Figure data in JSON:
※ ※ ※

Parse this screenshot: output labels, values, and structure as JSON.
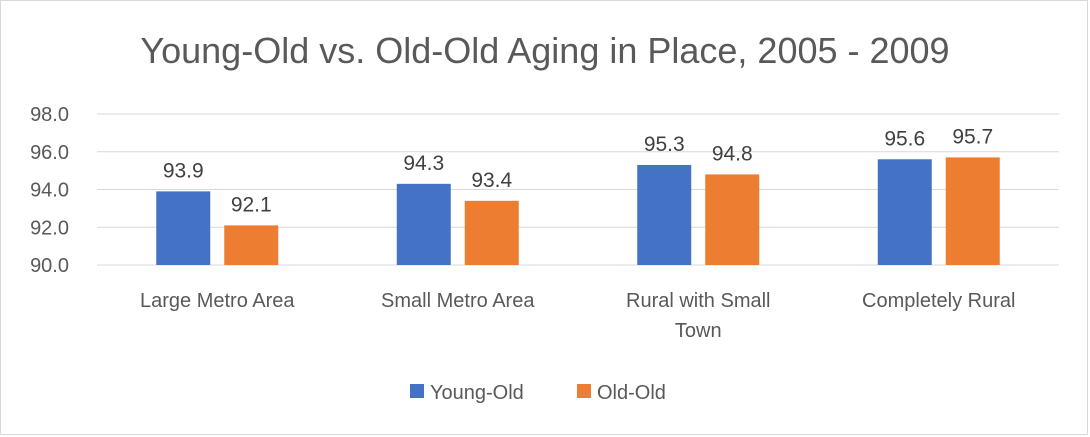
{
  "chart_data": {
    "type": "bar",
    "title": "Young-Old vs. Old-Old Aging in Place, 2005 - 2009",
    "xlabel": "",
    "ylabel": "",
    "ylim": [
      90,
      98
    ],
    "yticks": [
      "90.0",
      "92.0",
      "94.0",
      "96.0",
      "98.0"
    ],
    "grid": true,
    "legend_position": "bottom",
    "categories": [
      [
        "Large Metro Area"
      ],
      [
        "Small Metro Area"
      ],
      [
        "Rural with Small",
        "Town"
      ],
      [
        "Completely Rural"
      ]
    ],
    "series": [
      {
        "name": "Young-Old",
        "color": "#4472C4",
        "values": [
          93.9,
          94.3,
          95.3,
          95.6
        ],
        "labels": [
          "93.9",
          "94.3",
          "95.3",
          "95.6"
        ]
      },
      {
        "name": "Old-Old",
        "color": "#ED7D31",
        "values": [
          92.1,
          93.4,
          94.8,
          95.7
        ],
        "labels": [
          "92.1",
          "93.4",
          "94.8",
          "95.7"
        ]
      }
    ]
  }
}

※ ※ ※

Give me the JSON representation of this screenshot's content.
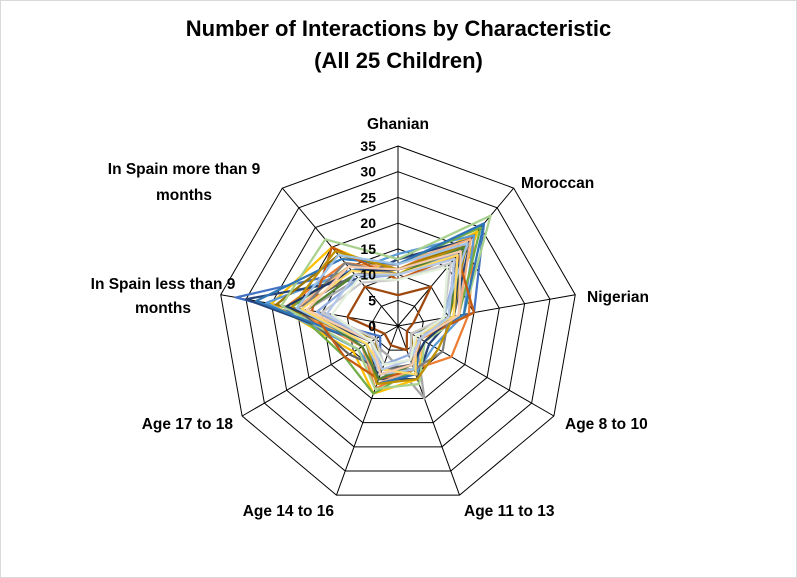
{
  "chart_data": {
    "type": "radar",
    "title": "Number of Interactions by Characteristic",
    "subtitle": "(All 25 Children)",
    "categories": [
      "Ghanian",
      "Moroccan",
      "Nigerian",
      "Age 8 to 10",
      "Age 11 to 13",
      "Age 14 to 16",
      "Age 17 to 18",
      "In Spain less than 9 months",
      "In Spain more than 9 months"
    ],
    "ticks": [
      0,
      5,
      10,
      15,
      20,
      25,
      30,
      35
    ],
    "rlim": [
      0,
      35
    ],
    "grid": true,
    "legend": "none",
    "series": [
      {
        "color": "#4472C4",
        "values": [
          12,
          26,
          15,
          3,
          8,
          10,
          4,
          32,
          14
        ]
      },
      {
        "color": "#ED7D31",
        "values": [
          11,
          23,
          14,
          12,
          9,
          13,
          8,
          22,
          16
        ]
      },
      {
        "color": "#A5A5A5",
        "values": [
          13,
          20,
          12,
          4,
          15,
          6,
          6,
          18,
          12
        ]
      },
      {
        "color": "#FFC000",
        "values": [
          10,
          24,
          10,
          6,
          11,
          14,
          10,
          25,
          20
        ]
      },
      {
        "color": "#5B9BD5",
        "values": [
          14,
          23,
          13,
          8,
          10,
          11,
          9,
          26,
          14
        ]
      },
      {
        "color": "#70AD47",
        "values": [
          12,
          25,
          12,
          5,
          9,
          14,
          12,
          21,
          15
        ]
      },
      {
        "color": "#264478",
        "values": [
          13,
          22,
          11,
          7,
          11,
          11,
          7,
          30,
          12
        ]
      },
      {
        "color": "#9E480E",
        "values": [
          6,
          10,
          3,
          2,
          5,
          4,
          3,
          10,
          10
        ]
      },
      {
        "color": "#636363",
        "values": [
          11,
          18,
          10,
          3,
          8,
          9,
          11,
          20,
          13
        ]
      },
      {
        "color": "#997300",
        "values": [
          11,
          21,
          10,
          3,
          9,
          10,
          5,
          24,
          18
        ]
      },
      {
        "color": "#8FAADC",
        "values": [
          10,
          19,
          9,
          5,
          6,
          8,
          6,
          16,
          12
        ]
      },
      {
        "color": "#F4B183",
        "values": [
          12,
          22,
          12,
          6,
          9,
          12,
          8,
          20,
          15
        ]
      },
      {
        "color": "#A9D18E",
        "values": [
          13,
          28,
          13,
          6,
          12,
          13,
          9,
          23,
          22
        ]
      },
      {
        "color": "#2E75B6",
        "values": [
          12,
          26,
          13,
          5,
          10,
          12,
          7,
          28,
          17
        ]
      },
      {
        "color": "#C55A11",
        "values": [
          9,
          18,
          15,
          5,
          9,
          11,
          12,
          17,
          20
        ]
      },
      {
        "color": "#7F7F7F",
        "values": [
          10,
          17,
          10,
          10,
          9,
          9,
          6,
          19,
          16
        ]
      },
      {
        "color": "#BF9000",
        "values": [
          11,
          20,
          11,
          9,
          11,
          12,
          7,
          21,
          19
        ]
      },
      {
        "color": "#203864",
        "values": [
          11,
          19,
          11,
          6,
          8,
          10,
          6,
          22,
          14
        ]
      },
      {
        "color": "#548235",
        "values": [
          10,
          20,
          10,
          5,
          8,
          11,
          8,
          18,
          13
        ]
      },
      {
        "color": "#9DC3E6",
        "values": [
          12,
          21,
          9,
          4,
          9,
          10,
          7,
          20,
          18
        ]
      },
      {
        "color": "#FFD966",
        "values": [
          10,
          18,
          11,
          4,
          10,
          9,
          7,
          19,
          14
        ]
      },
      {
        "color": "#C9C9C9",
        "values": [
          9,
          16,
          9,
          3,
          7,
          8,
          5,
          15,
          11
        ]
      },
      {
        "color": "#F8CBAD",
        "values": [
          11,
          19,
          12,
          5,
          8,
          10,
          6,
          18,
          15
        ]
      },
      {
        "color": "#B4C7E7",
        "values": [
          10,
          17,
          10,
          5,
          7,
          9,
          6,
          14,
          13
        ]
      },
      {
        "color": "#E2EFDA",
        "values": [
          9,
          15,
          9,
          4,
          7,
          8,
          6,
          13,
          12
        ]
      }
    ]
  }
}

※ ※ ※

Pick out every line above that holds the word "screenshot" and copy it.

Parse this screenshot: output labels, values, and structure as JSON.
Give me the JSON representation of this screenshot's content.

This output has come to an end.